#### Problem
Locate every line in the material below that has the word "image". Copy each of those lines.

#### Material supplied

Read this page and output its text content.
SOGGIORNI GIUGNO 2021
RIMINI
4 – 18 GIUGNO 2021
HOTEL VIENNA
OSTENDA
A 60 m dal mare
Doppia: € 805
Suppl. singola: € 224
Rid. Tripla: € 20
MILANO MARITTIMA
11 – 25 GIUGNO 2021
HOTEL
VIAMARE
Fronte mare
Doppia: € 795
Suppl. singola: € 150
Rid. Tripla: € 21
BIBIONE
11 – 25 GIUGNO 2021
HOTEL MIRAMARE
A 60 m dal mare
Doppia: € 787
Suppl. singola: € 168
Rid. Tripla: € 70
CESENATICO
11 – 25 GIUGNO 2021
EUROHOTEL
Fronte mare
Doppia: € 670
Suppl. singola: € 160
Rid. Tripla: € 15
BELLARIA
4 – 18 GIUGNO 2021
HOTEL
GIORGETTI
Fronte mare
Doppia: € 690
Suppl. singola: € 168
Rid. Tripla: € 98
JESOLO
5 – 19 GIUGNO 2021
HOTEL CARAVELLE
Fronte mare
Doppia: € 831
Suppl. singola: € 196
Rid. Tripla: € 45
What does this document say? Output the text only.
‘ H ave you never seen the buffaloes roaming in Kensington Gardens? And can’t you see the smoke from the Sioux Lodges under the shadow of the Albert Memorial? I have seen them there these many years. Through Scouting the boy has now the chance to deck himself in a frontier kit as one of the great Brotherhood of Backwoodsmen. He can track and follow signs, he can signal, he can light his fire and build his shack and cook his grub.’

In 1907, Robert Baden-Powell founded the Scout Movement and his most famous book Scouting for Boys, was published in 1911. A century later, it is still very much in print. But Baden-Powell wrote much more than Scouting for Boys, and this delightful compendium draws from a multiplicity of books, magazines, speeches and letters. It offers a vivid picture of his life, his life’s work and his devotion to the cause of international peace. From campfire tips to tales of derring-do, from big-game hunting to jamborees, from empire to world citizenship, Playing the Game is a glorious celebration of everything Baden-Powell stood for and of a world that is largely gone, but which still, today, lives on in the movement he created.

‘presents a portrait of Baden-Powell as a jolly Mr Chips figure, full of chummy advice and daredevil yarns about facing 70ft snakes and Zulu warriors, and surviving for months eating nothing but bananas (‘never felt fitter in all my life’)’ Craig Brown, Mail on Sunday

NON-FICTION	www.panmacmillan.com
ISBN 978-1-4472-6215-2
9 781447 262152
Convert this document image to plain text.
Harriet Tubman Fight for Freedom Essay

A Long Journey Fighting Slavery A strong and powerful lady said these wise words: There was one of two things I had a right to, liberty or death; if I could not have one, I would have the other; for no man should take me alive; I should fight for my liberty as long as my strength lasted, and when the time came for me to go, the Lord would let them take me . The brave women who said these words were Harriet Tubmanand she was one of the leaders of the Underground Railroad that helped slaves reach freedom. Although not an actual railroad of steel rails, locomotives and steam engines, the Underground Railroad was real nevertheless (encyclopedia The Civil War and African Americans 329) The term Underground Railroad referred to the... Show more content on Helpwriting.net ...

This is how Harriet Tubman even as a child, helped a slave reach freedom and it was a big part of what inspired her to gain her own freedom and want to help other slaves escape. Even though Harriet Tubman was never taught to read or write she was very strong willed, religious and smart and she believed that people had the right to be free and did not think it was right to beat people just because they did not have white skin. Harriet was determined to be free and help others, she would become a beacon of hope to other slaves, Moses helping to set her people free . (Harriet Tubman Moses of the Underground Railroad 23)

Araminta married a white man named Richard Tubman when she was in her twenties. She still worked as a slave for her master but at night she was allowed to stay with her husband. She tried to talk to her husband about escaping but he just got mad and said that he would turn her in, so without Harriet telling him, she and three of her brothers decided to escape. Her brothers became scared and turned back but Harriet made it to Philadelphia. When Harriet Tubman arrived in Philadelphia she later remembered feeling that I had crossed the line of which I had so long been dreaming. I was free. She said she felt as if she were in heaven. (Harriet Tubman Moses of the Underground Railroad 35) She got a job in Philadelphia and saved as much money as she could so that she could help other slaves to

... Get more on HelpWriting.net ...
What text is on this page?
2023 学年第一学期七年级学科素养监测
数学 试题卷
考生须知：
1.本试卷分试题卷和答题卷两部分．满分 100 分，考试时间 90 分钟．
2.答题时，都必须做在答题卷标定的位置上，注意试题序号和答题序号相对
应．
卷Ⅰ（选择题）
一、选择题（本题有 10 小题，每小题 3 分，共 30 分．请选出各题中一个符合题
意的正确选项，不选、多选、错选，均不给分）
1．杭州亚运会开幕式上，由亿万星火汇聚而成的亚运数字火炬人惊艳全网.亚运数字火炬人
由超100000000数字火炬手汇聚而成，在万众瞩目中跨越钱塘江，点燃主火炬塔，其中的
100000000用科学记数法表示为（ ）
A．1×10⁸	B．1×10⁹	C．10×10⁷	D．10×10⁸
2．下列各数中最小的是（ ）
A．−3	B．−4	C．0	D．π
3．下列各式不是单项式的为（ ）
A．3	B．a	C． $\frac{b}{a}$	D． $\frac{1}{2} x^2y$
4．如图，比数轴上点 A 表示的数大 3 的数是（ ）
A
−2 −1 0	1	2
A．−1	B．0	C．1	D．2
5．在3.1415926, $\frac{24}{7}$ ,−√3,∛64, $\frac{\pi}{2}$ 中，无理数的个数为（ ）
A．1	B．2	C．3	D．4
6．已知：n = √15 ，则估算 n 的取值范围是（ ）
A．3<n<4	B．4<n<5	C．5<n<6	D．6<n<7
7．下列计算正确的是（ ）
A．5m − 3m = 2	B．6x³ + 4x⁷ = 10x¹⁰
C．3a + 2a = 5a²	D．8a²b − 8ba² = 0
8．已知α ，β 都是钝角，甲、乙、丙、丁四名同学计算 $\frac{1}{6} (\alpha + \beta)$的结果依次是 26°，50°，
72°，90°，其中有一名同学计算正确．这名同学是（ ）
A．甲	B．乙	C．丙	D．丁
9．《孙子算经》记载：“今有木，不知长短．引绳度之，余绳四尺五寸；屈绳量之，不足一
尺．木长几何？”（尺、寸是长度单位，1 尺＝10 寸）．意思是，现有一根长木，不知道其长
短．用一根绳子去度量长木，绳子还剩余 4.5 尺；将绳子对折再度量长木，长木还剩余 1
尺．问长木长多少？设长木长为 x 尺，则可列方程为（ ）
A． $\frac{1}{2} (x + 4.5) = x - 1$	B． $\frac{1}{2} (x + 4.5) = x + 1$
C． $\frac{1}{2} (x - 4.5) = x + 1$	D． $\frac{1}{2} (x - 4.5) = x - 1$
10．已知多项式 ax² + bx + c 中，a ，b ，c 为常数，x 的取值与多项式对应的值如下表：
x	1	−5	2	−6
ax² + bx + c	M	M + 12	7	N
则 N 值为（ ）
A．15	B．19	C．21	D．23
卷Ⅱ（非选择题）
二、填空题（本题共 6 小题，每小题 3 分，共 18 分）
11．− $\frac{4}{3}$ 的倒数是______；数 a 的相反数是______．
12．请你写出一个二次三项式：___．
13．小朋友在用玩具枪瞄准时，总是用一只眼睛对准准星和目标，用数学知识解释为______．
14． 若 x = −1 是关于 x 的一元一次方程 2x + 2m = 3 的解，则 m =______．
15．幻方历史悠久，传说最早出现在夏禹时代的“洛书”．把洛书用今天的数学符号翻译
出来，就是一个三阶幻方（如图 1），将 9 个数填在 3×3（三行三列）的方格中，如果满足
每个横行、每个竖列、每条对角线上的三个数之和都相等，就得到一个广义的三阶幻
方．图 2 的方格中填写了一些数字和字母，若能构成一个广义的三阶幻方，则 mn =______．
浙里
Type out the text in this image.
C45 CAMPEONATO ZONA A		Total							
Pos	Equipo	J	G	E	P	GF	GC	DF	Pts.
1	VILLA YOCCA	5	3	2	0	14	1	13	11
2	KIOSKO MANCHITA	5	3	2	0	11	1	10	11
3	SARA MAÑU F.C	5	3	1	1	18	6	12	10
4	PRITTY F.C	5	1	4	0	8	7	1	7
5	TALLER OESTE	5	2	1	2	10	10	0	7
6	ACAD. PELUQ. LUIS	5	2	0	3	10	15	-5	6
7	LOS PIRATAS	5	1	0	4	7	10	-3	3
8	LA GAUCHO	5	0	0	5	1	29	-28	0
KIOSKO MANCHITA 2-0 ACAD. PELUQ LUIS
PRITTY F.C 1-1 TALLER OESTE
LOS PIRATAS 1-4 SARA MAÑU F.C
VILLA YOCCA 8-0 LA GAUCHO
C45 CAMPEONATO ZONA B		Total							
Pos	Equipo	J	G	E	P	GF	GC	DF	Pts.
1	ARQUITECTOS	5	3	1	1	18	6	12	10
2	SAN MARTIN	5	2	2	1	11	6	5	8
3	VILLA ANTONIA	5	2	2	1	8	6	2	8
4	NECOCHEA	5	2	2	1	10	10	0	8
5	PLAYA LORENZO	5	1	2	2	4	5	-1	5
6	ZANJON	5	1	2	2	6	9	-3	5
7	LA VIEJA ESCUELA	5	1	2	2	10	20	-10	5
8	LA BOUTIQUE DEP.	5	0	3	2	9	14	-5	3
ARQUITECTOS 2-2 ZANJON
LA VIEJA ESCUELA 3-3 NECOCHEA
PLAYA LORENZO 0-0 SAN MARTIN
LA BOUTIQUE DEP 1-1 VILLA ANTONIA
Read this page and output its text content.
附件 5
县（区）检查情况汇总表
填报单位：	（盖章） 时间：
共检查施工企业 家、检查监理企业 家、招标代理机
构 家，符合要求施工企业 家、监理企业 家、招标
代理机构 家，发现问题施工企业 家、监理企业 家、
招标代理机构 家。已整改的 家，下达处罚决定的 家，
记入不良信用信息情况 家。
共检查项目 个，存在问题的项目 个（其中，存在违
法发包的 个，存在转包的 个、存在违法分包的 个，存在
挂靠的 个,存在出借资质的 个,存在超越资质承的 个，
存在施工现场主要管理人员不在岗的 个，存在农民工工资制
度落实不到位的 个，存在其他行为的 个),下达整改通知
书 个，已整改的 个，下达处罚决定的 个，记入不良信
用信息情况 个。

#### Written reply
Convert this document image to plain text.
Type out the text in this image.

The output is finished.